* START Material for this task *
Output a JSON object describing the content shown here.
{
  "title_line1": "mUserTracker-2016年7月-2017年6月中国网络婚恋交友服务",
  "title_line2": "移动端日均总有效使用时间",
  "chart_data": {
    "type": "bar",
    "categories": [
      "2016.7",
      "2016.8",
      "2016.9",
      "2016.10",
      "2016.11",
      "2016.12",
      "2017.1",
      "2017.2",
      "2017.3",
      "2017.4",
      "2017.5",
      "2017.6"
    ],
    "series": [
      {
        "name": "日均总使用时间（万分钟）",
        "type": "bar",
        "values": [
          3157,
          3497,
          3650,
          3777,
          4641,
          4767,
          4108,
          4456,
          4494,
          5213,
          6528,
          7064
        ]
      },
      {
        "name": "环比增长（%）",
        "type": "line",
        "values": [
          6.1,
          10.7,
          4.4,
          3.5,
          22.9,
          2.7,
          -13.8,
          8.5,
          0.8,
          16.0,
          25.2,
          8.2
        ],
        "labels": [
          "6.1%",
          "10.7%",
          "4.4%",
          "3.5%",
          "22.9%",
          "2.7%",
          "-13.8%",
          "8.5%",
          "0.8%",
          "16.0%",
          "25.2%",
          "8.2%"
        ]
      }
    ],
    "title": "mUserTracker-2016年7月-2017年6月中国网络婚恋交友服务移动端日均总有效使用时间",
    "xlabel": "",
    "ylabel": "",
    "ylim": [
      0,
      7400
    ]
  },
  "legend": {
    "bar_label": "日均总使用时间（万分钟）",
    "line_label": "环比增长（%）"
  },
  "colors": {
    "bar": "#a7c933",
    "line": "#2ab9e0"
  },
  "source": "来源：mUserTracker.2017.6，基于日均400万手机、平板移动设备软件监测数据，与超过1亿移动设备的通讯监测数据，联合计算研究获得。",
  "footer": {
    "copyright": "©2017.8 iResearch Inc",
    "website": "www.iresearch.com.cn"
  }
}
* END Material for this task *
List each line of the entries that holds the string "mUserTracker".

  "title_line1": "mUserTracker-2016年7月-2017年6月中国网络婚恋交友服务",
    "title": "mUserTracker-2016年7月-2017年6月中国网络婚恋交友服务移动端日均总有效使用时间",
  "source": "来源：mUserTracker.2017.6，基于日均400万手机、平板移动设备软件监测数据，与超过1亿移动设备的通讯监测数据，联合计算研究获得。",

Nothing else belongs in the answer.